◆ **STATED EXERCISE**: Write the records out again, keeping each line exactly as it is.

(Extracted records)

####

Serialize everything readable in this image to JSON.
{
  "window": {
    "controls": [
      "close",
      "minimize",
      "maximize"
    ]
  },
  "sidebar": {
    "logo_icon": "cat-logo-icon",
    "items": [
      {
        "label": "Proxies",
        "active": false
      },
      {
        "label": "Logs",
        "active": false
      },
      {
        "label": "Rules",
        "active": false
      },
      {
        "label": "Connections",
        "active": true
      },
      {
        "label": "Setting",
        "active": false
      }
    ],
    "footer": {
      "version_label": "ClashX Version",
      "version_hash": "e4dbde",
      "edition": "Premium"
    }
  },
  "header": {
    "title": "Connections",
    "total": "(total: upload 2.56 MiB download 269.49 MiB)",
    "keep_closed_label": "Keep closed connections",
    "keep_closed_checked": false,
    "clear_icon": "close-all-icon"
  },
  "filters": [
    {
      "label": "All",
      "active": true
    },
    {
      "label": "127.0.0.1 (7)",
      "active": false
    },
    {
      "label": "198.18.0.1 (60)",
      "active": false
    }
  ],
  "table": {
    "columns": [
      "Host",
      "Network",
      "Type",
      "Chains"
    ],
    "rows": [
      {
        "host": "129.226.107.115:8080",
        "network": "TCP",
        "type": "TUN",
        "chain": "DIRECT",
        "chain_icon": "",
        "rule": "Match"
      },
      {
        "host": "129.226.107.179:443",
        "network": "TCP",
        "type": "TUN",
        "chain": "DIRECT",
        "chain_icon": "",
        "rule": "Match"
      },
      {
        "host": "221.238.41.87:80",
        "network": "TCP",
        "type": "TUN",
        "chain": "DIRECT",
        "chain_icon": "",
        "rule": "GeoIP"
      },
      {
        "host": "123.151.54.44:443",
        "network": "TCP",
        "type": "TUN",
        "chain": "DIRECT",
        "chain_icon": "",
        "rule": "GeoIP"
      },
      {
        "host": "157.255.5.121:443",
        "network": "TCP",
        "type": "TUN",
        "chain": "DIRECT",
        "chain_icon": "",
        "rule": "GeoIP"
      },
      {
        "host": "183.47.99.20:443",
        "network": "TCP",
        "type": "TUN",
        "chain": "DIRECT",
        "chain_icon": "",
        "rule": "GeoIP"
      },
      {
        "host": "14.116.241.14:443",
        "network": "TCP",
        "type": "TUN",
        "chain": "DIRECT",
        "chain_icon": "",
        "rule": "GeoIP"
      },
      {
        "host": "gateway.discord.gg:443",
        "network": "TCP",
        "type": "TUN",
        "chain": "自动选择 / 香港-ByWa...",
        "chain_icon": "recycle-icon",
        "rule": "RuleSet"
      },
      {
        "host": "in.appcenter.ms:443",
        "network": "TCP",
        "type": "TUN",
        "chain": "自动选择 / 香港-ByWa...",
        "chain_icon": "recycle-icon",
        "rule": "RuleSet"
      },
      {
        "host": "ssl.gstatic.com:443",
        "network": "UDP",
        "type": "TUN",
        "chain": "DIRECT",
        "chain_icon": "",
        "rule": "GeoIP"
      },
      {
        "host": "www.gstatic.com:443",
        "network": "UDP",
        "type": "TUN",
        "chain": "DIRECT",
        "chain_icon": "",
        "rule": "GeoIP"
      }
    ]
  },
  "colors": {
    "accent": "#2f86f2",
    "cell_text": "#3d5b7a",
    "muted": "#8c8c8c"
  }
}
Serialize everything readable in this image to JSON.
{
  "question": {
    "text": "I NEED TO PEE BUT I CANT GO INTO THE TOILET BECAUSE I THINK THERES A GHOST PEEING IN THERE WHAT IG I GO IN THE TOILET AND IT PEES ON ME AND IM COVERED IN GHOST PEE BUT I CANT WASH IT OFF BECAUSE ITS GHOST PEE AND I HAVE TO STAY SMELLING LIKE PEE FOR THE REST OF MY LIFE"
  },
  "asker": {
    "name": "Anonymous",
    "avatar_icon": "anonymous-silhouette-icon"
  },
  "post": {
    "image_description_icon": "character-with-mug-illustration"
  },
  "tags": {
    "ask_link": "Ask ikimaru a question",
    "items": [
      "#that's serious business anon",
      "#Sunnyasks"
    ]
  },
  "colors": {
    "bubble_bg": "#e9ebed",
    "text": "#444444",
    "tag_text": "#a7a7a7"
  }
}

####

◆ **ANSWER FOR THIS EXERCISE**:
Serialize everything readable in this image to JSON.
{
  "window": {
    "controls": [
      "close",
      "minimize",
      "maximize"
    ]
  },
  "sidebar": {
    "logo_icon": "cat-logo-icon",
    "items": [
      {
        "label": "Proxies",
        "active": false
      },
      {
        "label": "Logs",
        "active": false
      },
      {
        "label": "Rules",
        "active": false
      },
      {
        "label": "Connections",
        "active": true
      },
      {
        "label": "Setting",
        "active": false
      }
    ],
    "footer": {
      "version_label": "ClashX Version",
      "version_hash": "e4dbde",
      "edition": "Premium"
    }
  },
  "header": {
    "title": "Connections",
    "total": "(total: upload 2.56 MiB download 269.49 MiB)",
    "keep_closed_label": "Keep closed connections",
    "keep_closed_checked": false,
    "clear_icon": "close-all-icon"
  },
  "filters": [
    {
      "label": "All",
      "active": true
    },
    {
      "label": "127.0.0.1 (7)",
      "active": false
    },
    {
      "label": "198.18.0.1 (60)",
      "active": false
    }
  ],
  "table": {
    "columns": [
      "Host",
      "Network",
      "Type",
      "Chains"
    ],
    "rows": [
      {
        "host": "129.226.107.115:8080",
        "network": "TCP",
        "type": "TUN",
        "chain": "DIRECT",
        "chain_icon": "",
        "rule": "Match"
      },
      {
        "host": "129.226.107.179:443",
        "network": "TCP",
        "type": "TUN",
        "chain": "DIRECT",
        "chain_icon": "",
        "rule": "Match"
      },
      {
        "host": "221.238.41.87:80",
        "network": "TCP",
        "type": "TUN",
        "chain": "DIRECT",
        "chain_icon": "",
        "rule": "GeoIP"
      },
      {
        "host": "123.151.54.44:443",
        "network": "TCP",
        "type": "TUN",
        "chain": "DIRECT",
        "chain_icon": "",
        "rule": "GeoIP"
      },
      {
        "host": "157.255.5.121:443",
        "network": "TCP",
        "type": "TUN",
        "chain": "DIRECT",
        "chain_icon": "",
        "rule": "GeoIP"
      },
      {
        "host": "183.47.99.20:443",
        "network": "TCP",
        "type": "TUN",
        "chain": "DIRECT",
        "chain_icon": "",
        "rule": "GeoIP"
      },
      {
        "host": "14.116.241.14:443",
        "network": "TCP",
        "type": "TUN",
        "chain": "DIRECT",
        "chain_icon": "",
        "rule": "GeoIP"
      },
      {
        "host": "gateway.discord.gg:443",
        "network": "TCP",
        "type": "TUN",
        "chain": "自动选择 / 香港-ByWa...",
        "chain_icon": "recycle-icon",
        "rule": "RuleSet"
      },
      {
        "host": "in.appcenter.ms:443",
        "network": "TCP",
        "type": "TUN",
        "chain": "自动选择 / 香港-ByWa...",
        "chain_icon": "recycle-icon",
        "rule": "RuleSet"
      },
      {
        "host": "ssl.gstatic.com:443",
        "network": "UDP",
        "type": "TUN",
        "chain": "DIRECT",
        "chain_icon": "",
        "rule": "GeoIP"
      },
      {
        "host": "www.gstatic.com:443",
        "network": "UDP",
        "type": "TUN",
        "chain": "DIRECT",
        "chain_icon": "",
        "rule": "GeoIP"
      }
    ]
  },
  "colors": {
    "accent": "#2f86f2",
    "cell_text": "#3d5b7a",
    "muted": "#8c8c8c"
  }
}
Serialize everything readable in this image to JSON.
{
  "question": {
    "text": "I NEED TO PEE BUT I CANT GO INTO THE TOILET BECAUSE I THINK THERES A GHOST PEEING IN THERE WHAT IG I GO IN THE TOILET AND IT PEES ON ME AND IM COVERED IN GHOST PEE BUT I CANT WASH IT OFF BECAUSE ITS GHOST PEE AND I HAVE TO STAY SMELLING LIKE PEE FOR THE REST OF MY LIFE"
  },
  "asker": {
    "name": "Anonymous",
    "avatar_icon": "anonymous-silhouette-icon"
  },
  "post": {
    "image_description_icon": "character-with-mug-illustration"
  },
  "tags": {
    "ask_link": "Ask ikimaru a question",
    "items": [
      "#that's serious business anon",
      "#Sunnyasks"
    ]
  },
  "colors": {
    "bubble_bg": "#e9ebed",
    "text": "#444444",
    "tag_text": "#a7a7a7"
  }
}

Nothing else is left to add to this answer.